**RECORD EXTRACTS:**
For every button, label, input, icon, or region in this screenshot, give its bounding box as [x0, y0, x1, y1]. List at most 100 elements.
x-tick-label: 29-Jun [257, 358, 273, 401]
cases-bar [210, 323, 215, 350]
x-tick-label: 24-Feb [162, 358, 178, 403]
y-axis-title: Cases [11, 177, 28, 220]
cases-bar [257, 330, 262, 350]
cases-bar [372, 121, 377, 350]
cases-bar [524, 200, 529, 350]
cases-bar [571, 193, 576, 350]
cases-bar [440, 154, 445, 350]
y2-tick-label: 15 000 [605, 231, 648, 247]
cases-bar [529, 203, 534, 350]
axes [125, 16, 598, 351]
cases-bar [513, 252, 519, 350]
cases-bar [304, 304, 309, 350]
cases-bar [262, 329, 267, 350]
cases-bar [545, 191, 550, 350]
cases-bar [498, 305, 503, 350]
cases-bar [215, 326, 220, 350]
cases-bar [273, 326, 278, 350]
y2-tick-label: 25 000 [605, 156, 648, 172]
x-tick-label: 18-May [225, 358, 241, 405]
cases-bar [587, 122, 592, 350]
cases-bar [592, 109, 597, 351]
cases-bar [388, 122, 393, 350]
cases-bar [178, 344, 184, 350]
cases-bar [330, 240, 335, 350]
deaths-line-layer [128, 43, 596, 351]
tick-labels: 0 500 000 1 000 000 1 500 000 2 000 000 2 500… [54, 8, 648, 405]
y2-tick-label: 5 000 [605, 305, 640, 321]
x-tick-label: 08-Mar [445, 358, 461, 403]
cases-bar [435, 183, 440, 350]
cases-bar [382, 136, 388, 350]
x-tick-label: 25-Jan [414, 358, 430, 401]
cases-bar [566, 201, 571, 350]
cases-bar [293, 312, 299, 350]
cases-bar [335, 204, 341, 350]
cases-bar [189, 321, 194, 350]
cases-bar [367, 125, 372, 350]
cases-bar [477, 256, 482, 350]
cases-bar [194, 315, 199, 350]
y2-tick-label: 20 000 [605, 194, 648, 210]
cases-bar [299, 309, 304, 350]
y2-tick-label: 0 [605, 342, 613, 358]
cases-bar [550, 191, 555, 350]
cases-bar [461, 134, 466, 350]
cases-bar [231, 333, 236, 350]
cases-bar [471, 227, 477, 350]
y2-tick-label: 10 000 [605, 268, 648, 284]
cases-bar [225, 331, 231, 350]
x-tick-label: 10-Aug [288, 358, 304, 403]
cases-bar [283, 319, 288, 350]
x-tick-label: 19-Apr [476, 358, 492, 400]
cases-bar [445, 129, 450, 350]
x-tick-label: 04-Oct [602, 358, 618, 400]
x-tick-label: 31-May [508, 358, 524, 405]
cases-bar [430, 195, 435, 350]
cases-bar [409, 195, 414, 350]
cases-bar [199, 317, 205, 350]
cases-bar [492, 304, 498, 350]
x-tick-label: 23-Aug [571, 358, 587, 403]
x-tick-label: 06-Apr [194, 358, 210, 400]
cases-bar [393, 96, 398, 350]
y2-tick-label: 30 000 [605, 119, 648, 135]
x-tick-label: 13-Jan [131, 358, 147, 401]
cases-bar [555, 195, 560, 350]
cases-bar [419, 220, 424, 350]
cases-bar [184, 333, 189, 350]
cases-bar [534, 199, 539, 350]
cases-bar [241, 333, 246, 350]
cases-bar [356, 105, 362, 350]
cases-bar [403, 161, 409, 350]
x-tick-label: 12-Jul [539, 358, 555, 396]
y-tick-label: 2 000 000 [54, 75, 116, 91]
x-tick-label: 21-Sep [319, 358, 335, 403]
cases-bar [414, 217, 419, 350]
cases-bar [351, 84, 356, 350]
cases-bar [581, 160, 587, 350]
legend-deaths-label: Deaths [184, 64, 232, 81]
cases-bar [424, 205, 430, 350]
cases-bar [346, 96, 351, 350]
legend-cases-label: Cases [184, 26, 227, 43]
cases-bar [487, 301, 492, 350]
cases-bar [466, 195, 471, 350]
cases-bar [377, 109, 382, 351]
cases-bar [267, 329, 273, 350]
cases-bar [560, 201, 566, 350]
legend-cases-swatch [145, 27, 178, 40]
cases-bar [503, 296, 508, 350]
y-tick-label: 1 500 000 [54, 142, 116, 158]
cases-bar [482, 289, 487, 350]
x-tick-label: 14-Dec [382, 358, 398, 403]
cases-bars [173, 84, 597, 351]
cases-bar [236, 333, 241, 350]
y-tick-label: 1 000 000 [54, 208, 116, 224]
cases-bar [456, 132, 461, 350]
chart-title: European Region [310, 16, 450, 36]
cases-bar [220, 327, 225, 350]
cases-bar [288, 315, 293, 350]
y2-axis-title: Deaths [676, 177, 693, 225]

**TASK PROMPT:** Rewrite all of the items above, changing every "x-tick-label" to "date-label" and keeping everything else the same.

**RESULT OF THE TASK:**
For every button, label, input, icon, or region in this screenshot, give its bounding box as [x0, y0, x1, y1]. List at most 100 elements.
date-label: 29-Jun [257, 358, 273, 401]
cases-bar [210, 323, 215, 350]
date-label: 24-Feb [162, 358, 178, 403]
y-axis-title: Cases [11, 177, 28, 220]
cases-bar [257, 330, 262, 350]
cases-bar [372, 121, 377, 350]
cases-bar [524, 200, 529, 350]
cases-bar [571, 193, 576, 350]
cases-bar [440, 154, 445, 350]
y2-tick-label: 15 000 [605, 231, 648, 247]
cases-bar [529, 203, 534, 350]
axes [125, 16, 598, 351]
cases-bar [513, 252, 519, 350]
cases-bar [304, 304, 309, 350]
cases-bar [262, 329, 267, 350]
cases-bar [545, 191, 550, 350]
cases-bar [498, 305, 503, 350]
cases-bar [215, 326, 220, 350]
cases-bar [273, 326, 278, 350]
y2-tick-label: 25 000 [605, 156, 648, 172]
date-label: 18-May [225, 358, 241, 405]
cases-bar [587, 122, 592, 350]
cases-bar [592, 109, 597, 351]
cases-bar [388, 122, 393, 350]
cases-bar [178, 344, 184, 350]
cases-bar [330, 240, 335, 350]
deaths-line-layer [128, 43, 596, 351]
tick-labels: 0 500 000 1 000 000 1 500 000 2 000 000 2 500… [54, 8, 648, 405]
y2-tick-label: 5 000 [605, 305, 640, 321]
date-label: 08-Mar [445, 358, 461, 403]
cases-bar [435, 183, 440, 350]
cases-bar [382, 136, 388, 350]
date-label: 25-Jan [414, 358, 430, 401]
cases-bar [566, 201, 571, 350]
cases-bar [293, 312, 299, 350]
cases-bar [335, 204, 341, 350]
cases-bar [189, 321, 194, 350]
cases-bar [367, 125, 372, 350]
cases-bar [477, 256, 482, 350]
cases-bar [194, 315, 199, 350]
y2-tick-label: 20 000 [605, 194, 648, 210]
cases-bar [299, 309, 304, 350]
y2-tick-label: 0 [605, 342, 613, 358]
cases-bar [550, 191, 555, 350]
cases-bar [461, 134, 466, 350]
cases-bar [231, 333, 236, 350]
cases-bar [471, 227, 477, 350]
y2-tick-label: 10 000 [605, 268, 648, 284]
cases-bar [225, 331, 231, 350]
date-label: 10-Aug [288, 358, 304, 403]
cases-bar [283, 319, 288, 350]
date-label: 19-Apr [476, 358, 492, 400]
cases-bar [445, 129, 450, 350]
date-label: 04-Oct [602, 358, 618, 400]
date-label: 31-May [508, 358, 524, 405]
cases-bar [430, 195, 435, 350]
cases-bar [409, 195, 414, 350]
cases-bar [199, 317, 205, 350]
cases-bar [492, 304, 498, 350]
date-label: 23-Aug [571, 358, 587, 403]
date-label: 06-Apr [194, 358, 210, 400]
cases-bar [393, 96, 398, 350]
y2-tick-label: 30 000 [605, 119, 648, 135]
date-label: 13-Jan [131, 358, 147, 401]
cases-bar [555, 195, 560, 350]
cases-bar [419, 220, 424, 350]
cases-bar [184, 333, 189, 350]
cases-bar [534, 199, 539, 350]
cases-bar [241, 333, 246, 350]
cases-bar [356, 105, 362, 350]
cases-bar [403, 161, 409, 350]
date-label: 12-Jul [539, 358, 555, 396]
y-tick-label: 2 000 000 [54, 75, 116, 91]
date-label: 21-Sep [319, 358, 335, 403]
cases-bar [414, 217, 419, 350]
cases-bar [351, 84, 356, 350]
cases-bar [581, 160, 587, 350]
legend-deaths-label: Deaths [184, 64, 232, 81]
cases-bar [424, 205, 430, 350]
cases-bar [346, 96, 351, 350]
legend-cases-label: Cases [184, 26, 227, 43]
cases-bar [487, 301, 492, 350]
cases-bar [466, 195, 471, 350]
cases-bar [377, 109, 382, 351]
cases-bar [267, 329, 273, 350]
cases-bar [560, 201, 566, 350]
legend-cases-swatch [145, 27, 178, 40]
cases-bar [503, 296, 508, 350]
y-tick-label: 1 500 000 [54, 142, 116, 158]
cases-bar [482, 289, 487, 350]
date-label: 14-Dec [382, 358, 398, 403]
cases-bars [173, 84, 597, 351]
cases-bar [236, 333, 241, 350]
y-tick-label: 1 000 000 [54, 208, 116, 224]
cases-bar [456, 132, 461, 350]
chart-title: European Region [310, 16, 450, 36]
cases-bar [220, 327, 225, 350]
cases-bar [288, 315, 293, 350]
y2-axis-title: Deaths [676, 177, 693, 225]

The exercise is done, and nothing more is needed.